• DATA SHOWN:
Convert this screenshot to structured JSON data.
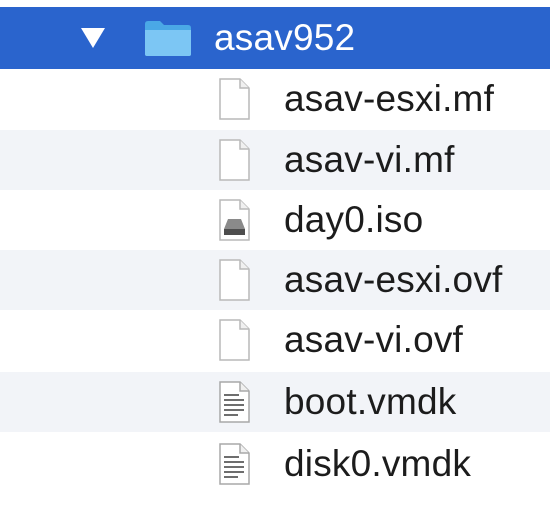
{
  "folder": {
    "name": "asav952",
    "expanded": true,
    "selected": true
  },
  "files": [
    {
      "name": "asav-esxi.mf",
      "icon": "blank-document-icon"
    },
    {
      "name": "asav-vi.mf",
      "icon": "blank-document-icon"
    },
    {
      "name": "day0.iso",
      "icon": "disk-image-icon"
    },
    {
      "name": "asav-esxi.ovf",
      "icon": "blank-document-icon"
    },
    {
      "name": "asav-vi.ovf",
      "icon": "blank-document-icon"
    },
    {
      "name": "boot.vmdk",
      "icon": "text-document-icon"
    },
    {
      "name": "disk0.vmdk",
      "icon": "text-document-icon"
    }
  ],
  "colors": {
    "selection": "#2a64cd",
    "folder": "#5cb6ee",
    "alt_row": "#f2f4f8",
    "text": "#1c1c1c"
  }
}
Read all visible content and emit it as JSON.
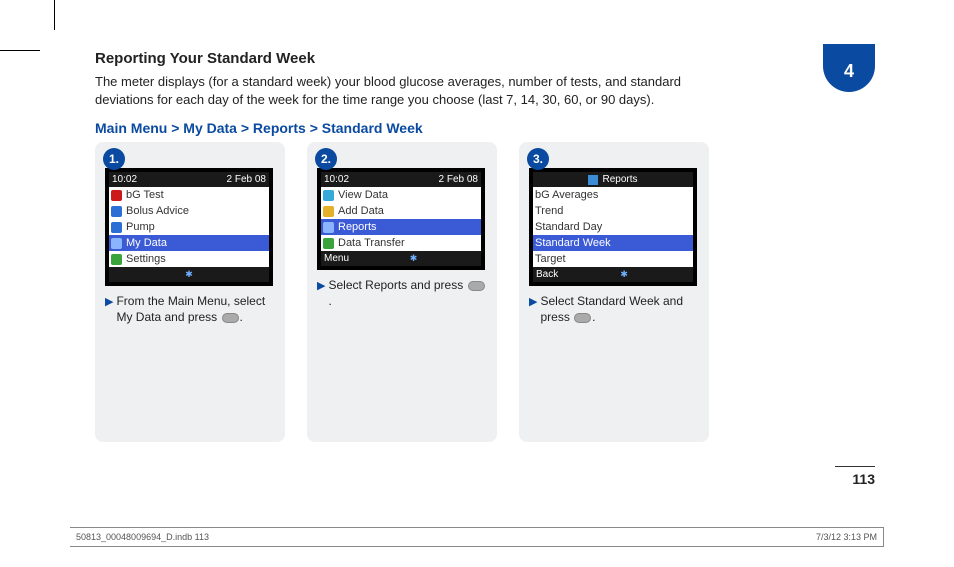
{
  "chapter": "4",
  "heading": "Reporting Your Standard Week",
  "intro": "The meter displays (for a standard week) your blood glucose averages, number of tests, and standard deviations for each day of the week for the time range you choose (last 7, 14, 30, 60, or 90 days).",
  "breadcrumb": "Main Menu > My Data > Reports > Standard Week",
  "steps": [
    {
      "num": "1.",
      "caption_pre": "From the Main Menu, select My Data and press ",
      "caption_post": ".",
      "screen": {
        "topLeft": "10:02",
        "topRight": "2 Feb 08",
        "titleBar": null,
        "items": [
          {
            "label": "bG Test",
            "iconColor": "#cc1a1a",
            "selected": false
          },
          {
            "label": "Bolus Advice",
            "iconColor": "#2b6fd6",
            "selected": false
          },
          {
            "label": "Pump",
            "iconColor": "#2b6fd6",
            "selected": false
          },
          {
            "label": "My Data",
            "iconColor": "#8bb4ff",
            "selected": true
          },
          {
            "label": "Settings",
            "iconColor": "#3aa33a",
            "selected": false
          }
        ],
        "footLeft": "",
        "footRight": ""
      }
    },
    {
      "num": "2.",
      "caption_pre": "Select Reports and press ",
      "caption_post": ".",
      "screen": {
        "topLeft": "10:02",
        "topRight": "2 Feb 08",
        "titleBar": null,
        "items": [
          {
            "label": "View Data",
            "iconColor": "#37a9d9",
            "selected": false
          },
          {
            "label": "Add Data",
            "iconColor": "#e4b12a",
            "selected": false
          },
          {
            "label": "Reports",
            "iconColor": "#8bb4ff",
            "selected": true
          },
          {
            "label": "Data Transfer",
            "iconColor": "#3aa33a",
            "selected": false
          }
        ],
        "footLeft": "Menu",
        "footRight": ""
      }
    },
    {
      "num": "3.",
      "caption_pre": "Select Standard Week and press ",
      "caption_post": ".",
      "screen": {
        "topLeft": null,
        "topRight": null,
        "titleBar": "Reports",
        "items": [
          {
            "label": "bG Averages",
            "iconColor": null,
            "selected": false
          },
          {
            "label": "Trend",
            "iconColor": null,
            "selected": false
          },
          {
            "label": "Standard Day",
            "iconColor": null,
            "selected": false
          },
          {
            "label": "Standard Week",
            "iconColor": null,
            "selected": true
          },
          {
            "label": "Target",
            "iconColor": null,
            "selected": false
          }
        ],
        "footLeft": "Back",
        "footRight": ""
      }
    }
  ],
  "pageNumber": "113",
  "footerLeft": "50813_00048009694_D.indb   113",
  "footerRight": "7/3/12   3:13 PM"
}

• WHAT IS EXPECTED:
All the material shown above is to be copied exactly, with no pictures carried over.

• EXERCISE RESPONSE:
Convert this screenshot to structured JSON data.
{
  "folder": {
    "name": "asav952",
    "expanded": true,
    "selected": true
  },
  "files": [
    {
      "name": "asav-esxi.mf",
      "icon": "blank-document-icon"
    },
    {
      "name": "asav-vi.mf",
      "icon": "blank-document-icon"
    },
    {
      "name": "day0.iso",
      "icon": "disk-image-icon"
    },
    {
      "name": "asav-esxi.ovf",
      "icon": "blank-document-icon"
    },
    {
      "name": "asav-vi.ovf",
      "icon": "blank-document-icon"
    },
    {
      "name": "boot.vmdk",
      "icon": "text-document-icon"
    },
    {
      "name": "disk0.vmdk",
      "icon": "text-document-icon"
    }
  ],
  "colors": {
    "selection": "#2a64cd",
    "folder": "#5cb6ee",
    "alt_row": "#f2f4f8",
    "text": "#1c1c1c"
  }
}
Read all visible content and emit it as JSON.
{
  "chapter": "4",
  "heading": "Reporting Your Standard Week",
  "intro": "The meter displays (for a standard week) your blood glucose averages, number of tests, and standard deviations for each day of the week for the time range you choose (last 7, 14, 30, 60, or 90 days).",
  "breadcrumb": "Main Menu > My Data > Reports > Standard Week",
  "steps": [
    {
      "num": "1.",
      "caption_pre": "From the Main Menu, select My Data and press ",
      "caption_post": ".",
      "screen": {
        "topLeft": "10:02",
        "topRight": "2 Feb 08",
        "titleBar": null,
        "items": [
          {
            "label": "bG Test",
            "iconColor": "#cc1a1a",
            "selected": false
          },
          {
            "label": "Bolus Advice",
            "iconColor": "#2b6fd6",
            "selected": false
          },
          {
            "label": "Pump",
            "iconColor": "#2b6fd6",
            "selected": false
          },
          {
            "label": "My Data",
            "iconColor": "#8bb4ff",
            "selected": true
          },
          {
            "label": "Settings",
            "iconColor": "#3aa33a",
            "selected": false
          }
        ],
        "footLeft": "",
        "footRight": ""
      }
    },
    {
      "num": "2.",
      "caption_pre": "Select Reports and press ",
      "caption_post": ".",
      "screen": {
        "topLeft": "10:02",
        "topRight": "2 Feb 08",
        "titleBar": null,
        "items": [
          {
            "label": "View Data",
            "iconColor": "#37a9d9",
            "selected": false
          },
          {
            "label": "Add Data",
            "iconColor": "#e4b12a",
            "selected": false
          },
          {
            "label": "Reports",
            "iconColor": "#8bb4ff",
            "selected": true
          },
          {
            "label": "Data Transfer",
            "iconColor": "#3aa33a",
            "selected": false
          }
        ],
        "footLeft": "Menu",
        "footRight": ""
      }
    },
    {
      "num": "3.",
      "caption_pre": "Select Standard Week and press ",
      "caption_post": ".",
      "screen": {
        "topLeft": null,
        "topRight": null,
        "titleBar": "Reports",
        "items": [
          {
            "label": "bG Averages",
            "iconColor": null,
            "selected": false
          },
          {
            "label": "Trend",
            "iconColor": null,
            "selected": false
          },
          {
            "label": "Standard Day",
            "iconColor": null,
            "selected": false
          },
          {
            "label": "Standard Week",
            "iconColor": null,
            "selected": true
          },
          {
            "label": "Target",
            "iconColor": null,
            "selected": false
          }
        ],
        "footLeft": "Back",
        "footRight": ""
      }
    }
  ],
  "pageNumber": "113",
  "footerLeft": "50813_00048009694_D.indb   113",
  "footerRight": "7/3/12   3:13 PM"
}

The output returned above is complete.